- WHAT IS NEEDED:
Render every line of the data below as a JSON list of strings, one string per line, with blank lines skipped and the pictures left out.

- RECORDED DATA:

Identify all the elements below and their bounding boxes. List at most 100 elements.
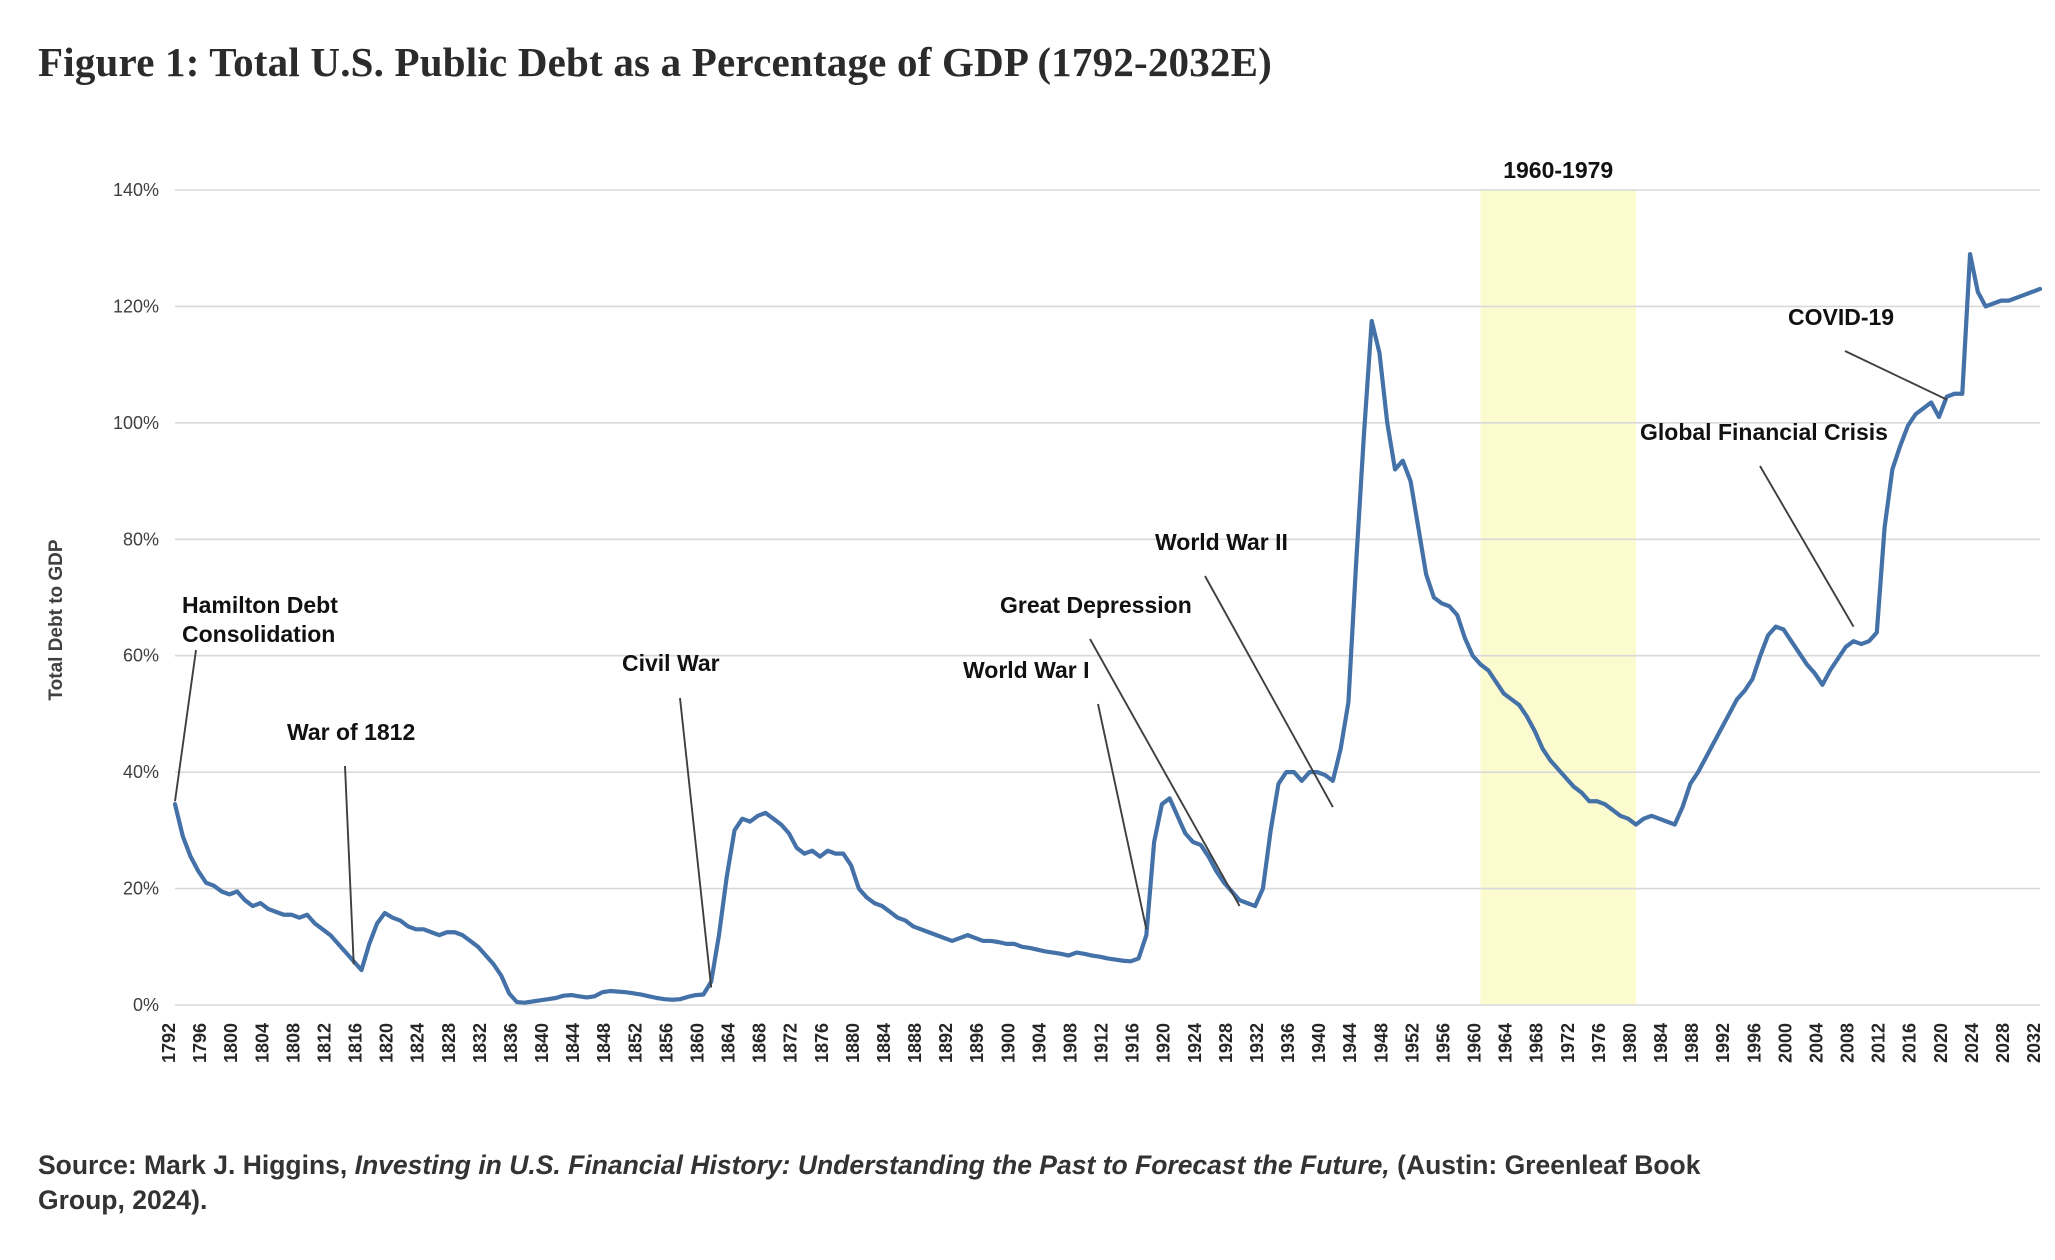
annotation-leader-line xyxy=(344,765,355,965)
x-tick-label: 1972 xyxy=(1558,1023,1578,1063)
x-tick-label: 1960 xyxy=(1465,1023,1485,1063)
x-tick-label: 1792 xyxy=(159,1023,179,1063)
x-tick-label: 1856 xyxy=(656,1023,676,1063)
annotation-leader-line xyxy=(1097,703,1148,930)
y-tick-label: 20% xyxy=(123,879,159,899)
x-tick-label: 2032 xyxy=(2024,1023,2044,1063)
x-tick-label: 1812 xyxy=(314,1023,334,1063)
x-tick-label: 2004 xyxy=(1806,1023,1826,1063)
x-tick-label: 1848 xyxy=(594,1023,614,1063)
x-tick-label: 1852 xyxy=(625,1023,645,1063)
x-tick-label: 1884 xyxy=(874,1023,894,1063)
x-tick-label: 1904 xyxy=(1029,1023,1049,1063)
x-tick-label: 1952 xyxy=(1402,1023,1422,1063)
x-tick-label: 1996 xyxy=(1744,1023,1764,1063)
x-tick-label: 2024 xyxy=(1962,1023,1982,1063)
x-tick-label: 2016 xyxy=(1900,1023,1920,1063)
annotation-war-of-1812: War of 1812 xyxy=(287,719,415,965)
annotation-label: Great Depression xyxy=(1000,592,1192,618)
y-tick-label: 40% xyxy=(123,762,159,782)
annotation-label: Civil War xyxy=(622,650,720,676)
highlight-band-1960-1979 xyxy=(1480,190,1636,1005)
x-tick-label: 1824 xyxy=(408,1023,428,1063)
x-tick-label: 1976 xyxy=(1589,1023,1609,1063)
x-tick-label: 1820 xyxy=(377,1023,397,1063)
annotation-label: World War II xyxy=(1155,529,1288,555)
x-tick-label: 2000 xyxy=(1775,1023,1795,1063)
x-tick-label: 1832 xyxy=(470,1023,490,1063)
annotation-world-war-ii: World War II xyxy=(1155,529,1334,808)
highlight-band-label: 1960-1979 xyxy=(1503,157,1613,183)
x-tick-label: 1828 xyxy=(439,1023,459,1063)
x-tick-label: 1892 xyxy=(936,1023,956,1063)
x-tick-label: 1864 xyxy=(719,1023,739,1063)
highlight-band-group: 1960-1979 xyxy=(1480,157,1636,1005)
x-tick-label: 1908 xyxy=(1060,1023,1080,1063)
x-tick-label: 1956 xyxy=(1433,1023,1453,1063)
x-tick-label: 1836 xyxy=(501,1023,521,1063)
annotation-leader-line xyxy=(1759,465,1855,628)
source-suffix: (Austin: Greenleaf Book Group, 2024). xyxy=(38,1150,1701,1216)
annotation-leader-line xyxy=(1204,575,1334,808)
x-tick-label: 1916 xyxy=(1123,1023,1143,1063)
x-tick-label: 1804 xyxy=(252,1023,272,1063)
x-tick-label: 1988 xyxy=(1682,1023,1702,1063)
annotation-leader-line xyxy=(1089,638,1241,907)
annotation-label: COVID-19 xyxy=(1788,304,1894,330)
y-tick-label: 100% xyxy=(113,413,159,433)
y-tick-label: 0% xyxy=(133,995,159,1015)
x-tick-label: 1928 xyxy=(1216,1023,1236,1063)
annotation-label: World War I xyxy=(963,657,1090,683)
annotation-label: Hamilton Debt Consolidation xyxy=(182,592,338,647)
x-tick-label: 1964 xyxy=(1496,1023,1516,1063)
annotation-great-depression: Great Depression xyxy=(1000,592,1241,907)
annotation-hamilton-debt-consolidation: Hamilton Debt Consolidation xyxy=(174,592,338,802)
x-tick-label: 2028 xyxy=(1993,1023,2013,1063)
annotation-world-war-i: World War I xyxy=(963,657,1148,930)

- WRITTEN RESPONSE:
[
  "Identify all the elements below and their bounding boxes. List at most 100 elements.",
  "annotation-leader-line xyxy=(344,765,355,965)",
  "x-tick-label: 1972 xyxy=(1558,1023,1578,1063)",
  "x-tick-label: 1960 xyxy=(1465,1023,1485,1063)",
  "x-tick-label: 1792 xyxy=(159,1023,179,1063)",
  "x-tick-label: 1856 xyxy=(656,1023,676,1063)",
  "annotation-leader-line xyxy=(1097,703,1148,930)",
  "y-tick-label: 20% xyxy=(123,879,159,899)",
  "x-tick-label: 2032 xyxy=(2024,1023,2044,1063)",
  "x-tick-label: 1812 xyxy=(314,1023,334,1063)",
  "x-tick-label: 2004 xyxy=(1806,1023,1826,1063)",
  "x-tick-label: 1848 xyxy=(594,1023,614,1063)",
  "x-tick-label: 1852 xyxy=(625,1023,645,1063)",
  "x-tick-label: 1884 xyxy=(874,1023,894,1063)",
  "x-tick-label: 1904 xyxy=(1029,1023,1049,1063)",
  "x-tick-label: 1952 xyxy=(1402,1023,1422,1063)",
  "x-tick-label: 1996 xyxy=(1744,1023,1764,1063)",
  "x-tick-label: 2024 xyxy=(1962,1023,1982,1063)",
  "x-tick-label: 2016 xyxy=(1900,1023,1920,1063)",
  "annotation-war-of-1812: War of 1812 xyxy=(287,719,415,965)",
  "annotation-label: Great Depression xyxy=(1000,592,1192,618)",
  "y-tick-label: 40% xyxy=(123,762,159,782)",
  "annotation-label: Civil War xyxy=(622,650,720,676)",
  "highlight-band-1960-1979 xyxy=(1480,190,1636,1005)",
  "x-tick-label: 1824 xyxy=(408,1023,428,1063)",
  "x-tick-label: 1976 xyxy=(1589,1023,1609,1063)",
  "x-tick-label: 1820 xyxy=(377,1023,397,1063)",
  "annotation-label: World War II xyxy=(1155,529,1288,555)",
  "x-tick-label: 2000 xyxy=(1775,1023,1795,1063)",
  "x-tick-label: 1832 xyxy=(470,1023,490,1063)",
  "annotation-world-war-ii: World War II xyxy=(1155,529,1334,808)",
  "highlight-band-label: 1960-1979 xyxy=(1503,157,1613,183)",
  "x-tick-label: 1828 xyxy=(439,1023,459,1063)",
  "x-tick-label: 1892 xyxy=(936,1023,956,1063)",
  "x-tick-label: 1864 xyxy=(719,1023,739,1063)",
  "highlight-band-group: 1960-1979 xyxy=(1480,157,1636,1005)",
  "x-tick-label: 1908 xyxy=(1060,1023,1080,1063)",
  "x-tick-label: 1956 xyxy=(1433,1023,1453,1063)",
  "x-tick-label: 1836 xyxy=(501,1023,521,1063)",
  "annotation-leader-line xyxy=(1759,465,1855,628)",
  "source-suffix: (Austin: Greenleaf Book Group, 2024). xyxy=(38,1150,1701,1216)",
  "annotation-leader-line xyxy=(1204,575,1334,808)",
  "x-tick-label: 1916 xyxy=(1123,1023,1143,1063)",
  "x-tick-label: 1804 xyxy=(252,1023,272,1063)",
  "x-tick-label: 1988 xyxy=(1682,1023,1702,1063)",
  "annotation-leader-line xyxy=(1089,638,1241,907)",
  "annotation-label: COVID-19 xyxy=(1788,304,1894,330)",
  "y-tick-label: 100% xyxy=(113,413,159,433)",
  "y-tick-label: 0% xyxy=(133,995,159,1015)",
  "x-tick-label: 1928 xyxy=(1216,1023,1236,1063)",
  "annotation-label: World War I xyxy=(963,657,1090,683)",
  "annotation-label: Hamilton Debt Consolidation xyxy=(182,592,338,647)",
  "x-tick-label: 1964 xyxy=(1496,1023,1516,1063)",
  "annotation-great-depression: Great Depression xyxy=(1000,592,1241,907)",
  "annotation-hamilton-debt-consolidation: Hamilton Debt Consolidation xyxy=(174,592,338,802)",
  "x-tick-label: 2028 xyxy=(1993,1023,2013,1063)",
  "annotation-world-war-i: World War I xyxy=(963,657,1148,930)"
]